What to do: Copy out all lines of the records in which the word "JSON" appears.

+---+

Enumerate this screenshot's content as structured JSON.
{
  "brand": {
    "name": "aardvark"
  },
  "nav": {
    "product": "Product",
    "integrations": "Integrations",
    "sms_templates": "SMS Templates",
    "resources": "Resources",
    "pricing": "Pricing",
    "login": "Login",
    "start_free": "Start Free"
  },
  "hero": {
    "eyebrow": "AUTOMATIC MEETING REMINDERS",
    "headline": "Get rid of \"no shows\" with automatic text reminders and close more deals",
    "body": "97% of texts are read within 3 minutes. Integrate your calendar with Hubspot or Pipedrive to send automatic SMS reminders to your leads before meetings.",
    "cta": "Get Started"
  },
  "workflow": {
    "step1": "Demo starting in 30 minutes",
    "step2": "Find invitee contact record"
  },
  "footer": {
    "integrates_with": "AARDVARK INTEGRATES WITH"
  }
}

+---+

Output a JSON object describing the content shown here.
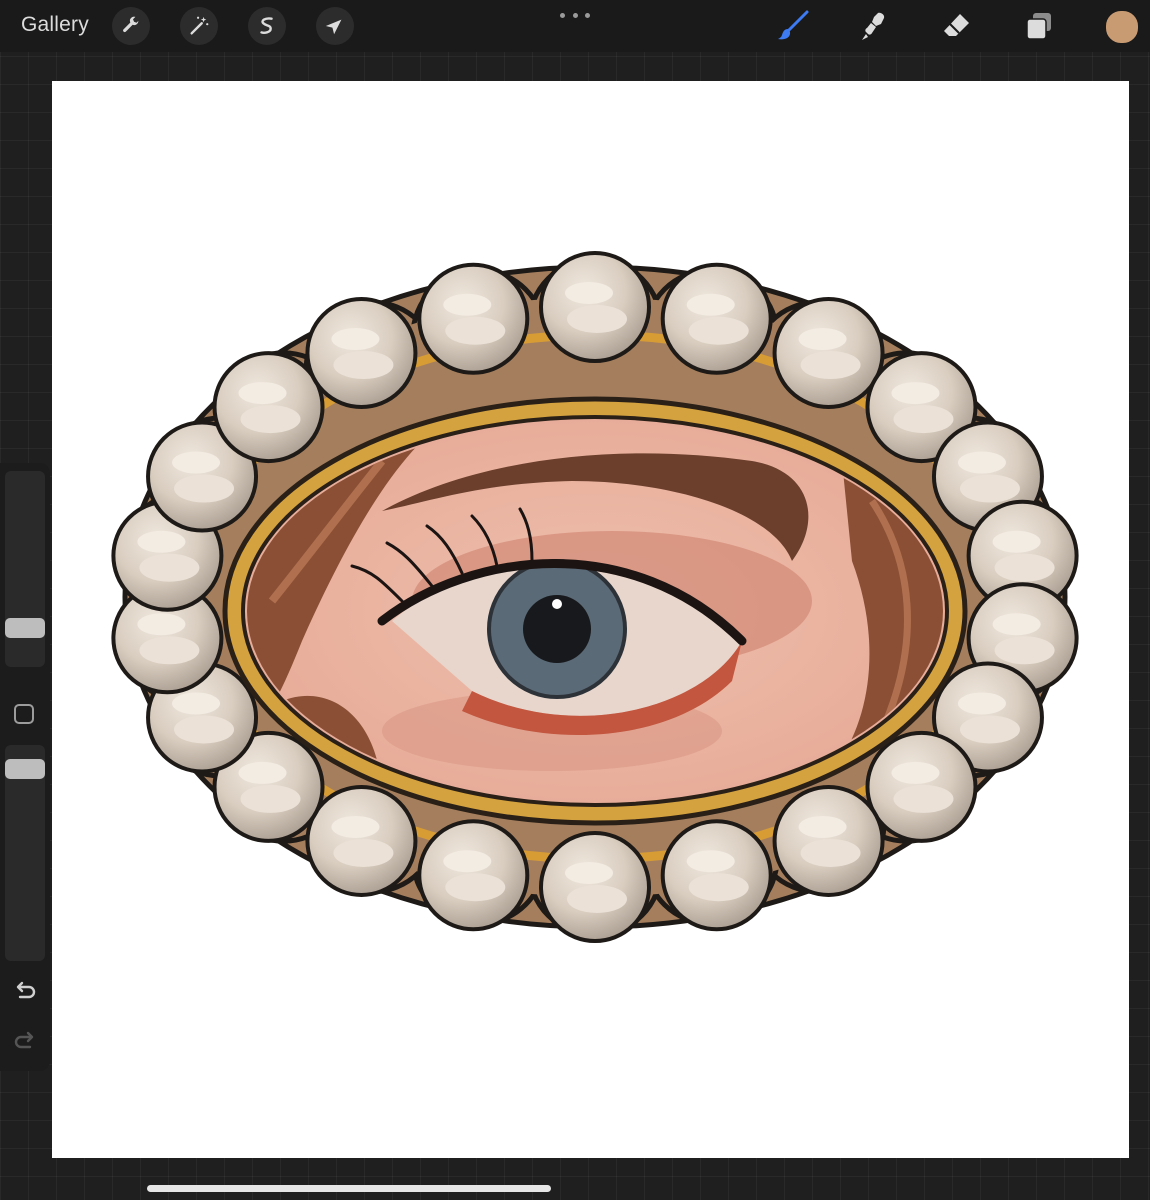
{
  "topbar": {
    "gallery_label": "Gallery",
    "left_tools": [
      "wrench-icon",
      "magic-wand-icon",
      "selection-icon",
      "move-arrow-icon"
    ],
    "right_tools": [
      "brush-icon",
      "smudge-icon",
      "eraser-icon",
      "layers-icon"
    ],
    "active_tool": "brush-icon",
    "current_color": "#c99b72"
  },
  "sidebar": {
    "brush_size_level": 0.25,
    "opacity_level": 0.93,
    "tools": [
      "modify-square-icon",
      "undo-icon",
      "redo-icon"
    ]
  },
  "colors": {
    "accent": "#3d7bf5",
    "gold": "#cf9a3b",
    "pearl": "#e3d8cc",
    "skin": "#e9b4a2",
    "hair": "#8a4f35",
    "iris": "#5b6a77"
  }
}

+---+

Answer:
Enumerate this screenshot's content as structured JSON.
Output a JSON object describing the content shown here.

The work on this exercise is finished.